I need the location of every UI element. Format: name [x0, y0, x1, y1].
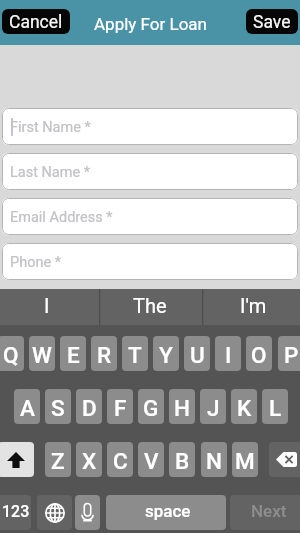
button[interactable]: A	[14, 389, 40, 424]
staticText: G	[143, 395, 159, 421]
button[interactable]: X	[76, 442, 102, 477]
button[interactable]: B	[169, 442, 195, 477]
button[interactable]: I'm	[200, 289, 300, 325]
staticText: T	[128, 342, 142, 368]
button[interactable]: Shift	[0, 442, 34, 477]
button[interactable]: Change keyboard language	[37, 495, 72, 530]
staticText: K	[237, 395, 252, 421]
staticText: J	[207, 395, 220, 421]
button[interactable]: First Name *	[2, 108, 298, 145]
button[interactable]: Next	[230, 495, 300, 530]
button[interactable]: H	[169, 389, 195, 424]
button[interactable]: The	[100, 289, 200, 325]
staticText: V	[144, 448, 159, 474]
button[interactable]: Q	[0, 336, 24, 371]
staticText: Last Name *	[10, 164, 90, 181]
button[interactable]: G	[138, 389, 164, 424]
staticText: Apply For Loan	[94, 14, 207, 34]
button[interactable]: W	[29, 336, 55, 371]
staticText: D	[82, 395, 97, 421]
staticText: Z	[51, 448, 65, 474]
staticText: Q	[3, 342, 19, 368]
staticText: Y	[159, 342, 173, 368]
staticText: Phone *	[10, 254, 61, 271]
staticText: P	[284, 342, 299, 368]
button[interactable]: Voice input	[75, 495, 100, 530]
button[interactable]: C	[107, 442, 133, 477]
button[interactable]: I	[0, 289, 100, 325]
button[interactable]: D	[76, 389, 102, 424]
button[interactable]: Backspace	[269, 442, 300, 477]
staticText: F	[114, 395, 127, 421]
button[interactable]: K	[231, 389, 257, 424]
button[interactable]: L	[262, 389, 288, 424]
staticText: A	[20, 395, 35, 421]
button[interactable]: Z	[45, 442, 71, 477]
button[interactable]: Numbers and symbols	[0, 495, 31, 530]
staticText: First Name *	[10, 119, 91, 136]
staticText: U	[190, 342, 205, 368]
button[interactable]: P	[278, 336, 300, 371]
staticText: R	[97, 342, 112, 368]
button[interactable]: Email Address *	[2, 198, 298, 235]
staticText: I	[225, 342, 232, 368]
button[interactable]: I	[215, 336, 241, 371]
button[interactable]: N	[201, 442, 227, 477]
staticText: X	[82, 448, 97, 474]
staticText: Save	[253, 12, 291, 33]
staticText: W	[32, 342, 52, 368]
button[interactable]: Cancel	[2, 9, 70, 34]
button[interactable]: F	[107, 389, 133, 424]
button[interactable]: R	[91, 336, 117, 371]
staticText: O	[251, 342, 267, 368]
staticText: I	[44, 294, 50, 317]
button[interactable]: space	[106, 495, 226, 530]
staticText: N	[206, 448, 222, 474]
button[interactable]: U	[184, 336, 210, 371]
button[interactable]: S	[45, 389, 71, 424]
button[interactable]: O	[246, 336, 272, 371]
button[interactable]: Last Name *	[2, 153, 298, 190]
staticText: E	[67, 342, 80, 368]
button[interactable]: E	[60, 336, 86, 371]
button[interactable]: T	[122, 336, 148, 371]
button[interactable]: J	[200, 389, 226, 424]
staticText: 123	[2, 502, 30, 521]
button[interactable]: M	[232, 442, 258, 477]
staticText: Next	[251, 501, 287, 521]
button[interactable]: Save	[246, 9, 298, 34]
button[interactable]: V	[138, 442, 164, 477]
staticText: Cancel	[9, 12, 63, 33]
staticText: Email Address *	[10, 209, 113, 226]
staticText: M	[235, 448, 255, 474]
staticText: B	[175, 448, 190, 474]
staticText: space	[145, 501, 191, 521]
staticText: L	[269, 395, 282, 421]
staticText: I'm	[240, 294, 267, 317]
staticText: C	[113, 448, 128, 474]
staticText: The	[133, 294, 167, 317]
staticText: H	[174, 395, 190, 421]
button[interactable]: Phone *	[2, 243, 298, 280]
staticText: S	[51, 395, 65, 421]
button[interactable]: Y	[153, 336, 179, 371]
┄┄┄┄┄┄┄┄┄┄
Reproduce, without alteration, every line of the records from the line containing "389, 40, 424]" to the line containing "button[interactable]: Change keyboard", both of those lines included.

Exercise output:
button[interactable]: A	[14, 389, 40, 424]
staticText: G	[143, 395, 159, 421]
button[interactable]: X	[76, 442, 102, 477]
button[interactable]: B	[169, 442, 195, 477]
button[interactable]: I'm	[200, 289, 300, 325]
staticText: T	[128, 342, 142, 368]
button[interactable]: Shift	[0, 442, 34, 477]
button[interactable]: Change keyboard language	[37, 495, 72, 530]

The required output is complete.